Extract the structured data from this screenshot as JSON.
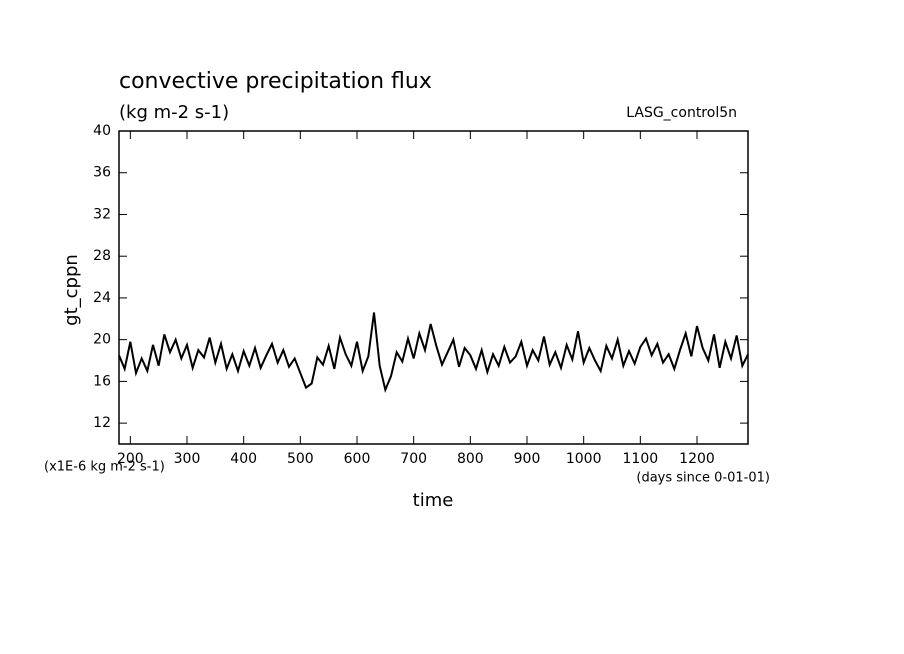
{
  "chart_data": {
    "type": "line",
    "title": "convective precipitation flux",
    "subtitle": "(kg m-2 s-1)",
    "annotation": "LASG_control5n",
    "ylabel": "gt_cppn",
    "yunits": "(x1E-6 kg m-2 s-1)",
    "xlabel": "time",
    "xunits": "(days since 0-01-01)",
    "color": "#000000",
    "xlim": [
      180,
      1290
    ],
    "ylim": [
      10,
      40
    ],
    "xticks": [
      200,
      300,
      400,
      500,
      600,
      700,
      800,
      900,
      1000,
      1100,
      1200
    ],
    "yticks": [
      12,
      16,
      20,
      24,
      28,
      32,
      36,
      40
    ],
    "x": [
      180,
      190,
      200,
      210,
      220,
      230,
      240,
      250,
      260,
      270,
      280,
      290,
      300,
      310,
      320,
      330,
      340,
      350,
      360,
      370,
      380,
      390,
      400,
      410,
      420,
      430,
      440,
      450,
      460,
      470,
      480,
      490,
      500,
      510,
      520,
      530,
      540,
      550,
      560,
      570,
      580,
      590,
      600,
      610,
      620,
      630,
      640,
      650,
      660,
      670,
      680,
      690,
      700,
      710,
      720,
      730,
      740,
      750,
      760,
      770,
      780,
      790,
      800,
      810,
      820,
      830,
      840,
      850,
      860,
      870,
      880,
      890,
      900,
      910,
      920,
      930,
      940,
      950,
      960,
      970,
      980,
      990,
      1000,
      1010,
      1020,
      1030,
      1040,
      1050,
      1060,
      1070,
      1080,
      1090,
      1100,
      1110,
      1120,
      1130,
      1140,
      1150,
      1160,
      1170,
      1180,
      1190,
      1200,
      1210,
      1220,
      1230,
      1240,
      1250,
      1260,
      1270,
      1280,
      1290
    ],
    "values": [
      18.5,
      17.2,
      19.8,
      16.8,
      18.2,
      17.0,
      19.5,
      17.5,
      20.5,
      18.8,
      20.0,
      18.2,
      19.5,
      17.3,
      19.0,
      18.3,
      20.2,
      17.8,
      19.6,
      17.2,
      18.6,
      17.0,
      18.9,
      17.5,
      19.2,
      17.3,
      18.5,
      19.6,
      17.8,
      19.0,
      17.4,
      18.2,
      16.8,
      15.4,
      15.8,
      18.3,
      17.6,
      19.4,
      17.2,
      20.2,
      18.6,
      17.5,
      19.8,
      17.0,
      18.4,
      22.6,
      17.5,
      15.2,
      16.5,
      18.8,
      17.9,
      20.1,
      18.2,
      20.6,
      19.0,
      21.5,
      19.4,
      17.6,
      18.8,
      20.0,
      17.4,
      19.2,
      18.5,
      17.2,
      19.0,
      16.9,
      18.6,
      17.5,
      19.3,
      17.8,
      18.4,
      19.8,
      17.5,
      19.0,
      18.0,
      20.3,
      17.6,
      18.8,
      17.3,
      19.5,
      18.1,
      20.8,
      17.8,
      19.2,
      18.0,
      17.0,
      19.4,
      18.2,
      20.0,
      17.5,
      18.9,
      17.7,
      19.3,
      20.1,
      18.5,
      19.6,
      17.8,
      18.6,
      17.2,
      19.0,
      20.6,
      18.4,
      21.3,
      19.2,
      18.0,
      20.5,
      17.3,
      19.8,
      18.2,
      20.4,
      17.5,
      18.6
    ]
  }
}
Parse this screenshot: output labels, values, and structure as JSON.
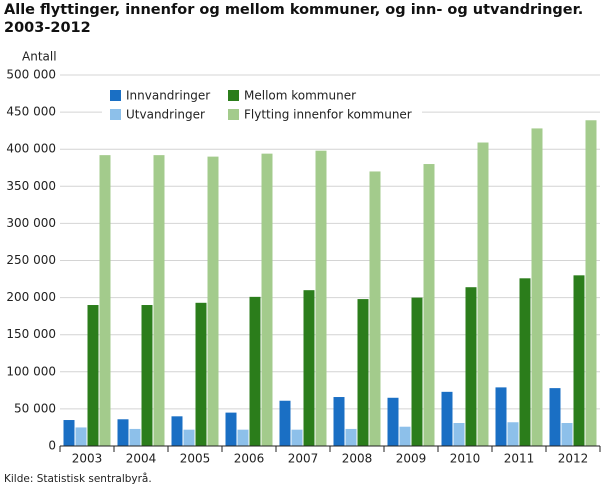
{
  "chart_data": {
    "type": "bar",
    "title": "Alle flyttinger, innenfor og mellom kommuner, og inn- og utvandringer.",
    "subtitle": "2003-2012",
    "y_label": "Antall",
    "source": "Kilde: Statistisk sentralbyrå.",
    "categories": [
      "2003",
      "2004",
      "2005",
      "2006",
      "2007",
      "2008",
      "2009",
      "2010",
      "2011",
      "2012"
    ],
    "series": [
      {
        "name": "Innvandringer",
        "color": "#1a6fc4",
        "values": [
          35000,
          36000,
          40000,
          45000,
          61000,
          66000,
          65000,
          73000,
          79000,
          78000
        ]
      },
      {
        "name": "Utvandringer",
        "color": "#8dc0ea",
        "values": [
          25000,
          23000,
          22000,
          22000,
          22000,
          23000,
          26000,
          31000,
          32000,
          31000
        ]
      },
      {
        "name": "Mellom kommuner",
        "color": "#2b7d1b",
        "values": [
          190000,
          190000,
          193000,
          201000,
          210000,
          198000,
          200000,
          214000,
          226000,
          230000
        ]
      },
      {
        "name": "Flytting innenfor kommuner",
        "color": "#a3cb8c",
        "values": [
          392000,
          392000,
          390000,
          394000,
          398000,
          370000,
          380000,
          409000,
          428000,
          439000
        ]
      }
    ],
    "ylim": [
      0,
      500000
    ],
    "yticks": [
      0,
      {
        "value": 50000,
        "label": "50 000"
      },
      {
        "value": 100000,
        "label": "100 000"
      },
      {
        "value": 150000,
        "label": "150 000"
      },
      {
        "value": 200000,
        "label": "200 000"
      },
      {
        "value": 250000,
        "label": "250 000"
      },
      {
        "value": 300000,
        "label": "300 000"
      },
      {
        "value": 350000,
        "label": "350 000"
      },
      {
        "value": 400000,
        "label": "400 000"
      },
      {
        "value": 450000,
        "label": "450 000"
      },
      {
        "value": 500000,
        "label": "500 000"
      }
    ],
    "grid": true,
    "legend": "upper left"
  }
}
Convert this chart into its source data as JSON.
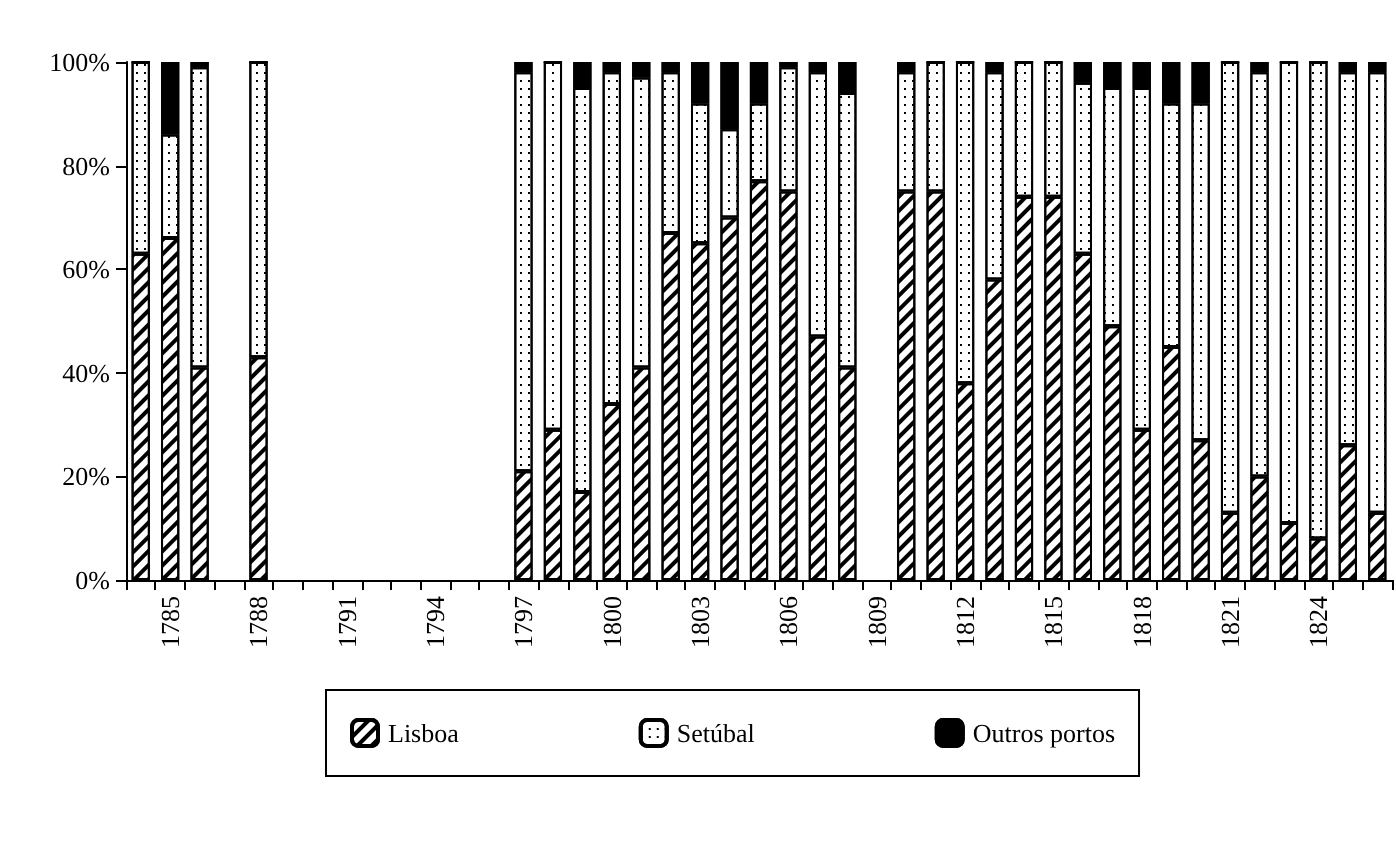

TASK TO COMPLETE -
Identify the lines of the data that contain the word "name". Copy each of them.

SOLUTION TO THIS TASK -
        "name": "Innvandringer",
        "name": "Utvandringer",
        "name": "Mellom kommuner",
        "name": "Flytting innenfor kommuner",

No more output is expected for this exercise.